STATED TASK —
Gather the lines from the material that contain "speakerphone".

Dataset excerpts:
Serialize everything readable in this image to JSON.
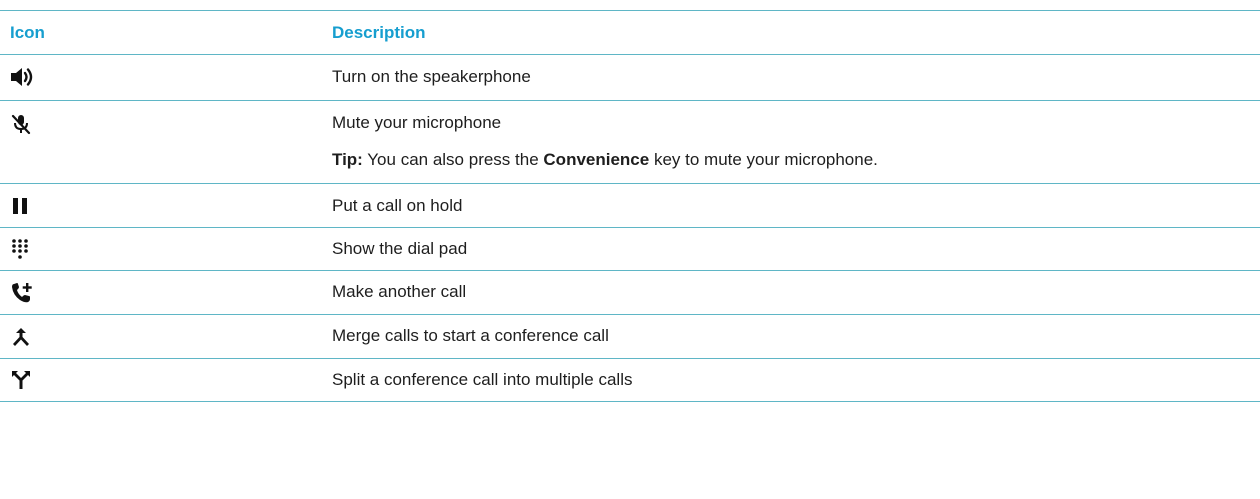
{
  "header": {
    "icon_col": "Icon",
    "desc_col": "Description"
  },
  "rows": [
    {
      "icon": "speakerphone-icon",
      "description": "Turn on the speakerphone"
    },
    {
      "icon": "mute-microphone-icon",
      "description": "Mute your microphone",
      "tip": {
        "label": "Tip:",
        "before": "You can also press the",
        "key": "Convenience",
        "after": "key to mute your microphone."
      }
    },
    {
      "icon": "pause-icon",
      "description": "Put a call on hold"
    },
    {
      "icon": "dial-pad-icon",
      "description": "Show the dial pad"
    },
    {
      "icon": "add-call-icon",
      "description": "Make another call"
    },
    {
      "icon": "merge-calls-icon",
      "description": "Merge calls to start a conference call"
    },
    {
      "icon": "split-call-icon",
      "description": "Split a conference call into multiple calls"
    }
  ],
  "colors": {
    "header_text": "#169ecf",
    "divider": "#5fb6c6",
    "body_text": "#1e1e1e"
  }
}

--

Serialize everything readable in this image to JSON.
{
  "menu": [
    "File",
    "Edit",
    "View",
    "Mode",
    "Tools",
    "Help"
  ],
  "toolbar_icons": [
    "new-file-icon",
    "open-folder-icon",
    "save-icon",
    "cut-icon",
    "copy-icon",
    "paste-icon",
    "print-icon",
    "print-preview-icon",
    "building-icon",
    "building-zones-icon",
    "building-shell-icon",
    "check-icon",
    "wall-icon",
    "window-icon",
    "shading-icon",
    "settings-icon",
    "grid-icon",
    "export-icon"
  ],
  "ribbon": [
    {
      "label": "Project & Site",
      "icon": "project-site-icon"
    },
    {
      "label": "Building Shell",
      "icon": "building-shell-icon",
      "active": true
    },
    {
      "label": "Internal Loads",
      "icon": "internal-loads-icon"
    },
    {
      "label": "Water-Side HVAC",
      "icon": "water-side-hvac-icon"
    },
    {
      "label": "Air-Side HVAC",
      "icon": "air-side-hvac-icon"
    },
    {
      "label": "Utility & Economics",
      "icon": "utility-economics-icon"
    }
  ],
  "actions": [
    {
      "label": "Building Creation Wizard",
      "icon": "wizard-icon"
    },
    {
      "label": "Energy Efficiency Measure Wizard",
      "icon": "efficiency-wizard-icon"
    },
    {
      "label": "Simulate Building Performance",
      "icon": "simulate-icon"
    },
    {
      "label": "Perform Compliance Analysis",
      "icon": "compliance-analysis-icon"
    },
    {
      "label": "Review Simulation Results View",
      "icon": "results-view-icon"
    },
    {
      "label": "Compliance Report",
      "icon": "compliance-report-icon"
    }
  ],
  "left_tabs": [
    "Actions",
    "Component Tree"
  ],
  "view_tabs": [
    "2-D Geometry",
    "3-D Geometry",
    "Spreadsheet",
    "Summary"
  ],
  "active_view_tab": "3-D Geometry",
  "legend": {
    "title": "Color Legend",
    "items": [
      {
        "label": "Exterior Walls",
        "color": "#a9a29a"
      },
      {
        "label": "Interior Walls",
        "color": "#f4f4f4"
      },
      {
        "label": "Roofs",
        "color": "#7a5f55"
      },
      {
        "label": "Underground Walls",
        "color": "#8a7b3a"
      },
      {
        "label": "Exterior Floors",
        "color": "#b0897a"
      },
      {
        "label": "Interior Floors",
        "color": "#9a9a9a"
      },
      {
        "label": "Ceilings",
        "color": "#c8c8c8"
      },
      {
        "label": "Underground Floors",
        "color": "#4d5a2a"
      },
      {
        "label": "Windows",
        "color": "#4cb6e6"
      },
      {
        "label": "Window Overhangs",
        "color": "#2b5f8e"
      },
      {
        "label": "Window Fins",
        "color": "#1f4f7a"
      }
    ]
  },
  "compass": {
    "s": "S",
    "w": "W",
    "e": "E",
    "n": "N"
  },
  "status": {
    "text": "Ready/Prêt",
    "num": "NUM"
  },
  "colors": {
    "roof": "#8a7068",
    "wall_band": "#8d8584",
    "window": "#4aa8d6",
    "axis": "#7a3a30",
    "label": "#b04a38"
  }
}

CORRECT RESULT —
      "icon": "speakerphone-icon",
      "description": "Turn on the speakerphone"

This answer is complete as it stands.